BEGIN
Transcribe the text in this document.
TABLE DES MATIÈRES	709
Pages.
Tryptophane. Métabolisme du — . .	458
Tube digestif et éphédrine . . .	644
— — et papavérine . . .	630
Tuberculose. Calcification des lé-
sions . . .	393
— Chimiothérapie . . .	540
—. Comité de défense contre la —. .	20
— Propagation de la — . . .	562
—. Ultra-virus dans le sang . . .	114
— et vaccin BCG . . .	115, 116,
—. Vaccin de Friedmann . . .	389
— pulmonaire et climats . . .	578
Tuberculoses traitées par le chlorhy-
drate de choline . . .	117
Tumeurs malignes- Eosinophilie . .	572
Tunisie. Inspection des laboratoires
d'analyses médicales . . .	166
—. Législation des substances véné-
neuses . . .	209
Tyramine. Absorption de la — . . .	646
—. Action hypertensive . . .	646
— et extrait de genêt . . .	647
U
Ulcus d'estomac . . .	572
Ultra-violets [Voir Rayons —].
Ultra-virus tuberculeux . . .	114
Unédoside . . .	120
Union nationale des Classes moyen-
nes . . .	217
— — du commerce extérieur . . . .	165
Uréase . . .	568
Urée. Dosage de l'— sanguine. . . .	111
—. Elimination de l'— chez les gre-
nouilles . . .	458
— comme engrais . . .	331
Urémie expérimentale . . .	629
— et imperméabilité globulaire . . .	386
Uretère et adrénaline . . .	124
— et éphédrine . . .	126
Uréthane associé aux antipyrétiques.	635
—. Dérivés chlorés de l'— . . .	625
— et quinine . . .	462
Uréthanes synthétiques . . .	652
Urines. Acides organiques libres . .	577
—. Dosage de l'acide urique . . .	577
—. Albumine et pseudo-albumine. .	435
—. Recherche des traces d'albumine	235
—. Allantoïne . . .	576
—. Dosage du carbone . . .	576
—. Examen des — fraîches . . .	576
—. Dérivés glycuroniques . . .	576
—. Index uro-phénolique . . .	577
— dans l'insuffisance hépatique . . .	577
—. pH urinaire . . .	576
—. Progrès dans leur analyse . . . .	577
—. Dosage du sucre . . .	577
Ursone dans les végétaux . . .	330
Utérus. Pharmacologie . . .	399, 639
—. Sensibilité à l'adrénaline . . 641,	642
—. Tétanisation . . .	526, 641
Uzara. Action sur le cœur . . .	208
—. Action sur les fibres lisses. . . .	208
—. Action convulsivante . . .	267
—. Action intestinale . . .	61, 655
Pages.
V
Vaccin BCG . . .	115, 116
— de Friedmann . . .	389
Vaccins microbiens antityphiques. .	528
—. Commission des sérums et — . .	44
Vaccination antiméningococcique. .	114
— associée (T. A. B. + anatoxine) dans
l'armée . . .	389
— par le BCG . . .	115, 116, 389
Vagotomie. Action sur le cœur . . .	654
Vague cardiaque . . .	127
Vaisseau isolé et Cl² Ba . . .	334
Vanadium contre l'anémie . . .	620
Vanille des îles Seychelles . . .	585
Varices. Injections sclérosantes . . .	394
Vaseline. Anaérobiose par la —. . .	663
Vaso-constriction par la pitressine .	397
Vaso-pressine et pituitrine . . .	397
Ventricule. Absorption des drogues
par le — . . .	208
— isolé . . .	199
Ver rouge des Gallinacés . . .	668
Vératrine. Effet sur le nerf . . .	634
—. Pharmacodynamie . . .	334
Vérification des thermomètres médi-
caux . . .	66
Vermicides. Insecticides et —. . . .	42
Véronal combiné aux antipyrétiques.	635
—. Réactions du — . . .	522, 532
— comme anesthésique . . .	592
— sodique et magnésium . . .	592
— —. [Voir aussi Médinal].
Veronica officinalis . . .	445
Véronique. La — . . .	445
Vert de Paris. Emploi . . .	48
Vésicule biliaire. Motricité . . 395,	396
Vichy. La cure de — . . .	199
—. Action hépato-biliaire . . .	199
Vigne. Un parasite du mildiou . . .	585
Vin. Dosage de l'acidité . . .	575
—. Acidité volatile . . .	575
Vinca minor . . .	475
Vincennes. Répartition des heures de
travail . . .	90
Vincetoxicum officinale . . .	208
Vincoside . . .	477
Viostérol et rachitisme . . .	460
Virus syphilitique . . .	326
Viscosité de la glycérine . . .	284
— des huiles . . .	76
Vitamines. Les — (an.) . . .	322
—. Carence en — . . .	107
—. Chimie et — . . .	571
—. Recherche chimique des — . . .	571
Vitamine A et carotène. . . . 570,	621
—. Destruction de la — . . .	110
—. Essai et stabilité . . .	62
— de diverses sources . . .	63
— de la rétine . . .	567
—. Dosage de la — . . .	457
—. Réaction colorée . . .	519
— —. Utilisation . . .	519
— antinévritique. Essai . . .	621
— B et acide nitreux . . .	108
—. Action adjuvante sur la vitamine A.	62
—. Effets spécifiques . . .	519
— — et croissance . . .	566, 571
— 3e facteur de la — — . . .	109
END
> **Your goal**
In the material, find each line with the word "Friedmann" and list it.

> **Answer section**
—. Vaccin de Friedmann . . .	389
— de Friedmann . . .	389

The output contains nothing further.